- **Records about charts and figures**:
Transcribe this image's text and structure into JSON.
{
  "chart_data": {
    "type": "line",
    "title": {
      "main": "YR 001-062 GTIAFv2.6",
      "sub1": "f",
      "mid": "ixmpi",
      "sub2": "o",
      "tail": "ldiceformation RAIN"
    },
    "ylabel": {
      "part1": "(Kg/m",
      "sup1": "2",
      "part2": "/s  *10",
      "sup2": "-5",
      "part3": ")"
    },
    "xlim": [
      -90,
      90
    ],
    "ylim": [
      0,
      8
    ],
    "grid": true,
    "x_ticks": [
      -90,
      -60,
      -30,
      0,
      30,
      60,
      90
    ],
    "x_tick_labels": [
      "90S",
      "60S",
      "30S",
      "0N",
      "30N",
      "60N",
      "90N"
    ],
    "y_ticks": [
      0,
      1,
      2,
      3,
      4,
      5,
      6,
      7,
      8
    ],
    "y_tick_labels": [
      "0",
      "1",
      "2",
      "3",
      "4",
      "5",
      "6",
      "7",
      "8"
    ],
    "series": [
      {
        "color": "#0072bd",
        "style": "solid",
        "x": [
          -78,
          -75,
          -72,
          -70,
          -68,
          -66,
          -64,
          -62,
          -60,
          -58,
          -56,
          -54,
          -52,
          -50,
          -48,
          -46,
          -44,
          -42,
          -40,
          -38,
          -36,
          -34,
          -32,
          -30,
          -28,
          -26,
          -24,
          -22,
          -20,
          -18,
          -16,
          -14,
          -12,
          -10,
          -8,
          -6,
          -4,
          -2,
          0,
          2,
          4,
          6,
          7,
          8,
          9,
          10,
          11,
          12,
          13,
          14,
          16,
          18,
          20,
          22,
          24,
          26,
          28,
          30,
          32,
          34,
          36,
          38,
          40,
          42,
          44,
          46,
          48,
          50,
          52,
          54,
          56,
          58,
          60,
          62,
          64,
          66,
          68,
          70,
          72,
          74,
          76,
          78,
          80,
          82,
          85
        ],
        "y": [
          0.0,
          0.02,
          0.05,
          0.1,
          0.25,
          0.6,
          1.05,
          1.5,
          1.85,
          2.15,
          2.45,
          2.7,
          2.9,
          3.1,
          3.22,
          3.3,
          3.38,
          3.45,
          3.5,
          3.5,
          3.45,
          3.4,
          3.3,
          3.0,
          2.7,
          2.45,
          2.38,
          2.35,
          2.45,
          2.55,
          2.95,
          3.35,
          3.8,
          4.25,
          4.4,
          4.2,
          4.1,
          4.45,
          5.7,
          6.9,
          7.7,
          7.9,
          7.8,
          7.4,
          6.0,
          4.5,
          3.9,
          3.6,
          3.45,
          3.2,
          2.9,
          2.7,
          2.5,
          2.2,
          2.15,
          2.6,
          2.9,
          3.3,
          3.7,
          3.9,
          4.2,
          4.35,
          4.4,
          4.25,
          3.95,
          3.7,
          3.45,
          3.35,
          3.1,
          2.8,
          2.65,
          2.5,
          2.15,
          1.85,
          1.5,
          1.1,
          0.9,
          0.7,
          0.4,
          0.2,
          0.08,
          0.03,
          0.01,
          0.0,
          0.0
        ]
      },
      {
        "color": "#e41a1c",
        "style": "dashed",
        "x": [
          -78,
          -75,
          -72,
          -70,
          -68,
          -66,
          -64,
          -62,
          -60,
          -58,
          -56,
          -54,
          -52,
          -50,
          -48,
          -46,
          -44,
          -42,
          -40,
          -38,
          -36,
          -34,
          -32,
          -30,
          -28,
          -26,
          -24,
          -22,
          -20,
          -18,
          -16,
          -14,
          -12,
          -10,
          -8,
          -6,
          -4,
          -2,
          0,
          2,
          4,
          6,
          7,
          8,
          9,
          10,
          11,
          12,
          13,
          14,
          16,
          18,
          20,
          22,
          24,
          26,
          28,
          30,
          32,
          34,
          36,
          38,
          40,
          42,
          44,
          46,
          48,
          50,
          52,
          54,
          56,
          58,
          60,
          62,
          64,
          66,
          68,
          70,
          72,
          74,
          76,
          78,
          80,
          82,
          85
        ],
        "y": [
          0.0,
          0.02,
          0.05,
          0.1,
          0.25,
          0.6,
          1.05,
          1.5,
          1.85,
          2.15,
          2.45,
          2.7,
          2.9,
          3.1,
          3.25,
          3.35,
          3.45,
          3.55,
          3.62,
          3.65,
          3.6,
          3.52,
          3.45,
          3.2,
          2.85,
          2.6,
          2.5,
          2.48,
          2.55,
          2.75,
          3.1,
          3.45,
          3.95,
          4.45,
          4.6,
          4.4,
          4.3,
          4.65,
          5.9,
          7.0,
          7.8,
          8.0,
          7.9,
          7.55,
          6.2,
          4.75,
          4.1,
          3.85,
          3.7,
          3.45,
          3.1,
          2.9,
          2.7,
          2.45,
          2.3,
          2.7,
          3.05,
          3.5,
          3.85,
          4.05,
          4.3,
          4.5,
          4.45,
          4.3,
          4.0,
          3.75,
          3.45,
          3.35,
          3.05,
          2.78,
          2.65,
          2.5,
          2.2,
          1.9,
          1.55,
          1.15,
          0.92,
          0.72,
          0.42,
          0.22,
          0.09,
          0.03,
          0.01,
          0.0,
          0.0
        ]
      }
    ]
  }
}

- **Challenge**:
Print every line of the records exactly. Omit nothing.

- **Correct answer**:
Transcribe this image's text and structure into JSON.
{
  "chart_data": {
    "type": "line",
    "title": {
      "main": "YR 001-062 GTIAFv2.6",
      "sub1": "f",
      "mid": "ixmpi",
      "sub2": "o",
      "tail": "ldiceformation RAIN"
    },
    "ylabel": {
      "part1": "(Kg/m",
      "sup1": "2",
      "part2": "/s  *10",
      "sup2": "-5",
      "part3": ")"
    },
    "xlim": [
      -90,
      90
    ],
    "ylim": [
      0,
      8
    ],
    "grid": true,
    "x_ticks": [
      -90,
      -60,
      -30,
      0,
      30,
      60,
      90
    ],
    "x_tick_labels": [
      "90S",
      "60S",
      "30S",
      "0N",
      "30N",
      "60N",
      "90N"
    ],
    "y_ticks": [
      0,
      1,
      2,
      3,
      4,
      5,
      6,
      7,
      8
    ],
    "y_tick_labels": [
      "0",
      "1",
      "2",
      "3",
      "4",
      "5",
      "6",
      "7",
      "8"
    ],
    "series": [
      {
        "color": "#0072bd",
        "style": "solid",
        "x": [
          -78,
          -75,
          -72,
          -70,
          -68,
          -66,
          -64,
          -62,
          -60,
          -58,
          -56,
          -54,
          -52,
          -50,
          -48,
          -46,
          -44,
          -42,
          -40,
          -38,
          -36,
          -34,
          -32,
          -30,
          -28,
          -26,
          -24,
          -22,
          -20,
          -18,
          -16,
          -14,
          -12,
          -10,
          -8,
          -6,
          -4,
          -2,
          0,
          2,
          4,
          6,
          7,
          8,
          9,
          10,
          11,
          12,
          13,
          14,
          16,
          18,
          20,
          22,
          24,
          26,
          28,
          30,
          32,
          34,
          36,
          38,
          40,
          42,
          44,
          46,
          48,
          50,
          52,
          54,
          56,
          58,
          60,
          62,
          64,
          66,
          68,
          70,
          72,
          74,
          76,
          78,
          80,
          82,
          85
        ],
        "y": [
          0.0,
          0.02,
          0.05,
          0.1,
          0.25,
          0.6,
          1.05,
          1.5,
          1.85,
          2.15,
          2.45,
          2.7,
          2.9,
          3.1,
          3.22,
          3.3,
          3.38,
          3.45,
          3.5,
          3.5,
          3.45,
          3.4,
          3.3,
          3.0,
          2.7,
          2.45,
          2.38,
          2.35,
          2.45,
          2.55,
          2.95,
          3.35,
          3.8,
          4.25,
          4.4,
          4.2,
          4.1,
          4.45,
          5.7,
          6.9,
          7.7,
          7.9,
          7.8,
          7.4,
          6.0,
          4.5,
          3.9,
          3.6,
          3.45,
          3.2,
          2.9,
          2.7,
          2.5,
          2.2,
          2.15,
          2.6,
          2.9,
          3.3,
          3.7,
          3.9,
          4.2,
          4.35,
          4.4,
          4.25,
          3.95,
          3.7,
          3.45,
          3.35,
          3.1,
          2.8,
          2.65,
          2.5,
          2.15,
          1.85,
          1.5,
          1.1,
          0.9,
          0.7,
          0.4,
          0.2,
          0.08,
          0.03,
          0.01,
          0.0,
          0.0
        ]
      },
      {
        "color": "#e41a1c",
        "style": "dashed",
        "x": [
          -78,
          -75,
          -72,
          -70,
          -68,
          -66,
          -64,
          -62,
          -60,
          -58,
          -56,
          -54,
          -52,
          -50,
          -48,
          -46,
          -44,
          -42,
          -40,
          -38,
          -36,
          -34,
          -32,
          -30,
          -28,
          -26,
          -24,
          -22,
          -20,
          -18,
          -16,
          -14,
          -12,
          -10,
          -8,
          -6,
          -4,
          -2,
          0,
          2,
          4,
          6,
          7,
          8,
          9,
          10,
          11,
          12,
          13,
          14,
          16,
          18,
          20,
          22,
          24,
          26,
          28,
          30,
          32,
          34,
          36,
          38,
          40,
          42,
          44,
          46,
          48,
          50,
          52,
          54,
          56,
          58,
          60,
          62,
          64,
          66,
          68,
          70,
          72,
          74,
          76,
          78,
          80,
          82,
          85
        ],
        "y": [
          0.0,
          0.02,
          0.05,
          0.1,
          0.25,
          0.6,
          1.05,
          1.5,
          1.85,
          2.15,
          2.45,
          2.7,
          2.9,
          3.1,
          3.25,
          3.35,
          3.45,
          3.55,
          3.62,
          3.65,
          3.6,
          3.52,
          3.45,
          3.2,
          2.85,
          2.6,
          2.5,
          2.48,
          2.55,
          2.75,
          3.1,
          3.45,
          3.95,
          4.45,
          4.6,
          4.4,
          4.3,
          4.65,
          5.9,
          7.0,
          7.8,
          8.0,
          7.9,
          7.55,
          6.2,
          4.75,
          4.1,
          3.85,
          3.7,
          3.45,
          3.1,
          2.9,
          2.7,
          2.45,
          2.3,
          2.7,
          3.05,
          3.5,
          3.85,
          4.05,
          4.3,
          4.5,
          4.45,
          4.3,
          4.0,
          3.75,
          3.45,
          3.35,
          3.05,
          2.78,
          2.65,
          2.5,
          2.2,
          1.9,
          1.55,
          1.15,
          0.92,
          0.72,
          0.42,
          0.22,
          0.09,
          0.03,
          0.01,
          0.0,
          0.0
        ]
      }
    ]
  }
}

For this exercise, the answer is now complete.